WHAT IS EXPECTED
Retype the following abstract on intraoperative 3D scans in thoraco-lumbar fusion surgery in full, without changing anything.

PAGE EXTRACT

This study was to determine the possible benefits and accuracy of intraoperative 3D-scans during thoraco-lumbar cannulated transpedicular fusion procedures.
Methods: 739 screws in 147 procedures were reviewed. 3D-scans were performed by a Siemens IsoC Orbic 3D. A minimum of 1 scan was performed during surgery with k-wires positioned for transpedicular screw fixation. If misplacement of the k-wire was detected, the wire was replaced and confirmed by an optional additional scan. A postoperative CT scan was performed on a routine base. Intraoperative radiation exposure, numbers of scans, revisions of k-wires and OR-time was recorded. Placements of k-wires were analyzed and classified by a modified "Rongming Xu" criteria.
Results: Minimum of 1 scan and max of 4 scans were performed. Intraoperative k-wire scan correlate exactly with postoperative CT scan. Our revision rate was reduced to 1,48%.
Only 6 patients (11 screws) had revision surgery due misplaced screws. Within these cases 3 patients (6 screws) were analyzed in a poor transpedicular position retrospectively in reviewed 3D-scan. In 13% (58 patients), the placed k-wire was revised after performed 3D-scan. Postoperative CT scan showed excellent placement in 83%.
Intraoperative radiation exposure could be decreased by 50% during learning curve and is lower compared to standard fluoroscopy procedures in existing literature.

INFORMATION GIVEN
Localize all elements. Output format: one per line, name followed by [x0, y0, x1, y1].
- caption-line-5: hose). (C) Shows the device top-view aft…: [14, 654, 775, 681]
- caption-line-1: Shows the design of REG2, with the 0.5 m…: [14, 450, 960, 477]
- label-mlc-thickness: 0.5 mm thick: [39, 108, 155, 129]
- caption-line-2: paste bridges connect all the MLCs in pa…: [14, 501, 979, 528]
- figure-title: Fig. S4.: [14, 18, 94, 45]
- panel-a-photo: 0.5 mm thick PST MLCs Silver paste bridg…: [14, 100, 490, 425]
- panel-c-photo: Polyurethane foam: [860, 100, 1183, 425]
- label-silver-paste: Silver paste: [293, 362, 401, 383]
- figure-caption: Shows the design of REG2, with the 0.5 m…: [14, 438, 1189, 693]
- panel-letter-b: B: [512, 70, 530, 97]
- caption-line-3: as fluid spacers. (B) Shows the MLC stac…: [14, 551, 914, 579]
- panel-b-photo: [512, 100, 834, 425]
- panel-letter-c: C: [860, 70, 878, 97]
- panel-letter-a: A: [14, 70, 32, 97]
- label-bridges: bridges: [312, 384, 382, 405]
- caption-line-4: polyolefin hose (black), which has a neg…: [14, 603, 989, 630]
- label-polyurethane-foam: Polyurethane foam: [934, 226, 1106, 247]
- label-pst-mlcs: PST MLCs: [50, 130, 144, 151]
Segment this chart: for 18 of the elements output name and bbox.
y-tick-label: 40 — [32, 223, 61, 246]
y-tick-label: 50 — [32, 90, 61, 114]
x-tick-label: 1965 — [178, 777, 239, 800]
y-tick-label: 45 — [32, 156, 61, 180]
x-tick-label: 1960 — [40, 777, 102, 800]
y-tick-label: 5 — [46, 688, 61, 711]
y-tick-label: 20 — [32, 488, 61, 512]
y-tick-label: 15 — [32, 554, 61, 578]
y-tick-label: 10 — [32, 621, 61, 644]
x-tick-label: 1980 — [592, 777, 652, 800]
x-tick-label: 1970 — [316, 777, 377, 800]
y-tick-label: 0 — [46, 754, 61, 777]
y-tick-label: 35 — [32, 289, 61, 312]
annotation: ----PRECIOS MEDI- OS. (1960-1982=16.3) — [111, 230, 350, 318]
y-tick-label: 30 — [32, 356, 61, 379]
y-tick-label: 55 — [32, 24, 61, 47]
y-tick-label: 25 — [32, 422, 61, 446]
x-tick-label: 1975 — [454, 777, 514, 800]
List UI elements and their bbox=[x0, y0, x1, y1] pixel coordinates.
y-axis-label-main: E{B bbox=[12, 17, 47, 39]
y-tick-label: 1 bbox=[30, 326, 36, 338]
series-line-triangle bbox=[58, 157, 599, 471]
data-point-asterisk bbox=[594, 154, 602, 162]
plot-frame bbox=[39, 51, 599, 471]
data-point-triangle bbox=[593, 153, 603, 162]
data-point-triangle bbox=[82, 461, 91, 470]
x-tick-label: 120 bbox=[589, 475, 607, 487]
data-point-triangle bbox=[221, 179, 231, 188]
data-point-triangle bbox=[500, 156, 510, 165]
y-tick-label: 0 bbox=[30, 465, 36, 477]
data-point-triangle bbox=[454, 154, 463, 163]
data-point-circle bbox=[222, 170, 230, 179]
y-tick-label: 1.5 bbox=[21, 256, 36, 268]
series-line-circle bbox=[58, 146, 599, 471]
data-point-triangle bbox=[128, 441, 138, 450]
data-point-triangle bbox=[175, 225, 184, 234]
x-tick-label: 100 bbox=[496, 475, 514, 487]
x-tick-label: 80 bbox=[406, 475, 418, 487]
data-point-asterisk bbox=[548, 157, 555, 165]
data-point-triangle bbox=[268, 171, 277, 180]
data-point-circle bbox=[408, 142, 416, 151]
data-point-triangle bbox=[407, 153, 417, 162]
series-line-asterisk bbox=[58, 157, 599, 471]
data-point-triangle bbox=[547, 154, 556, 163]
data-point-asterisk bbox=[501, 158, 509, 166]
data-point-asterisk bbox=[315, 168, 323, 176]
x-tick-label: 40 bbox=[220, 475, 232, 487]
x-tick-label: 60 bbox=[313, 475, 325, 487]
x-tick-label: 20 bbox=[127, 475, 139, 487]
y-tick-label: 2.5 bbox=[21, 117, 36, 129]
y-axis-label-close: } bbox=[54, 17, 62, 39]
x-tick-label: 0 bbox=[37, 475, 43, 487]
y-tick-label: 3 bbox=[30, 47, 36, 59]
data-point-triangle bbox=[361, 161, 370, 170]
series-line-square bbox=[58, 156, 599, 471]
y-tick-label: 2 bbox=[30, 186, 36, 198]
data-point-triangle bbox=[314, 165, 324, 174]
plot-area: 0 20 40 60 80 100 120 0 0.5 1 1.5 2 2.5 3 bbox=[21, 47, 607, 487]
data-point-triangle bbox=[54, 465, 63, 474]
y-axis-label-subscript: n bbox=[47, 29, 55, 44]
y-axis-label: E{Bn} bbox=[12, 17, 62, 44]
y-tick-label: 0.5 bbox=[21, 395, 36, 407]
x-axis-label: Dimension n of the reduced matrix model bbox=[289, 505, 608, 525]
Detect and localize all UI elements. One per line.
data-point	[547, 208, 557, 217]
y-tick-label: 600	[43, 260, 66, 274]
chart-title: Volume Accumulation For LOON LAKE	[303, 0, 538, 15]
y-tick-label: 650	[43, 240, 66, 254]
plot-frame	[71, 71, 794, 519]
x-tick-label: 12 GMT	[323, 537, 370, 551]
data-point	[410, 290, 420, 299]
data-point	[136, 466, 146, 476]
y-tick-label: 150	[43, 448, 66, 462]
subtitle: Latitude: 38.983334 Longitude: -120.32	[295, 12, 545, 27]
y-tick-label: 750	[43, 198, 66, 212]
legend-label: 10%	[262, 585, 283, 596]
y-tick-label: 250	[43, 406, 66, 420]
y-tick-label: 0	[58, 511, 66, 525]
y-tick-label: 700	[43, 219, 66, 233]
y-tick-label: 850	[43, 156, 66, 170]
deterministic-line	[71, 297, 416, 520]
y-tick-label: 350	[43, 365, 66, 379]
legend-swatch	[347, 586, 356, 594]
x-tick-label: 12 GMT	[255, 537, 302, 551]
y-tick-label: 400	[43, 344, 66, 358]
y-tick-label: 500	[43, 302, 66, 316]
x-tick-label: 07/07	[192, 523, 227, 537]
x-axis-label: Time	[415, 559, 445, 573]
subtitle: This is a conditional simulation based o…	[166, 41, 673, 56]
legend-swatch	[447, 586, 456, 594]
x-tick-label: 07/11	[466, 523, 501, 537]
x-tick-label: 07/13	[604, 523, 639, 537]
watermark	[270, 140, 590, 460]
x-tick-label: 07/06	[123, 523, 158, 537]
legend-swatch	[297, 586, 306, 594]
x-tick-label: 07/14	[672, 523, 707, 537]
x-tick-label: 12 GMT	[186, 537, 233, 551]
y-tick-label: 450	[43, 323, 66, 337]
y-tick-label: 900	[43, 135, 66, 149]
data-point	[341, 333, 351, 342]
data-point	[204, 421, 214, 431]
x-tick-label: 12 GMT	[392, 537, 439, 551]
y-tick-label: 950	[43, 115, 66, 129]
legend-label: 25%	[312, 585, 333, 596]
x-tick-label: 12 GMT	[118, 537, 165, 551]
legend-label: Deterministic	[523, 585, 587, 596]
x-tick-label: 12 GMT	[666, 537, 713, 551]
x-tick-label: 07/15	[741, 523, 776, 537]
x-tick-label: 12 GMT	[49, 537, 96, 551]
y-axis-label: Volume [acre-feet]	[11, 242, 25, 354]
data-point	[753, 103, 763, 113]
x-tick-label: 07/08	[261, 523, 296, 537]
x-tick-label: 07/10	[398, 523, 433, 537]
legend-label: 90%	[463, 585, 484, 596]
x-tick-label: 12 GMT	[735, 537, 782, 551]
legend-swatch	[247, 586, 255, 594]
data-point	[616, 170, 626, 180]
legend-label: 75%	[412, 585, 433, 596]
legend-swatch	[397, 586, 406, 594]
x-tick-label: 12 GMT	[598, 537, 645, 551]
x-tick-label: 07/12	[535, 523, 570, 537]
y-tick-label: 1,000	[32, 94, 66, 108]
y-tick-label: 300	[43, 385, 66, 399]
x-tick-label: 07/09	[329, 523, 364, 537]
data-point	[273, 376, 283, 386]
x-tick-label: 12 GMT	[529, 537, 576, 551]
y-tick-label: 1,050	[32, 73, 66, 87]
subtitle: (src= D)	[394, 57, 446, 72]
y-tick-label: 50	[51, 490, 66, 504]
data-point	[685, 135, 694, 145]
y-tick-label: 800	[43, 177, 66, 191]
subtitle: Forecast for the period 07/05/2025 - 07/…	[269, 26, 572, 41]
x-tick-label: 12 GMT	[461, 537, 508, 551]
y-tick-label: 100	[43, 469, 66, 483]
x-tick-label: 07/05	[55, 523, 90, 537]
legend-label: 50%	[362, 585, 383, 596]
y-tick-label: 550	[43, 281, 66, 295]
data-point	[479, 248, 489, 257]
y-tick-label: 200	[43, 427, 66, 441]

EXPECTED OUTPUT
This study was to determine the possible benefits and accuracy of intraoperative 3D-scans during thoraco-lumbar cannulated transpedicular fusion procedures.
Methods: 739 screws in 147 procedures were reviewed. 3D-scans were performed by a Siemens IsoC Orbic 3D. A minimum of 1 scan was performed during surgery with k-wires positioned for transpedicular screw fixation. If misplacement of the k-wire was detected, the wire was replaced and confirmed by an optional additional scan. A postoperative CT scan was performed on a routine base. Intraoperative radiation exposure, numbers of scans, revisions of k-wires and OR-time was recorded. Placements of k-wires were analyzed and classified by a modified "Rongming Xu" criteria.
Results: Minimum of 1 scan and max of 4 scans were performed. Intraoperative k-wire scan correlate exactly with postoperative CT scan. Our revision rate was reduced to 1,48%.
Only 6 patients (11 screws) had revision surgery due misplaced screws. Within these cases 3 patients (6 screws) were analyzed in a poor transpedicular position retrospectively in reviewed 3D-scan. In 13% (58 patients), the placed k-wire was revised after performed 3D-scan. Postoperative CT scan showed excellent placement in 83%.
Intraoperative radiation exposure could be decreased by 50% during learning curve and is lower compared to standard fluoroscopy procedures in existing literature.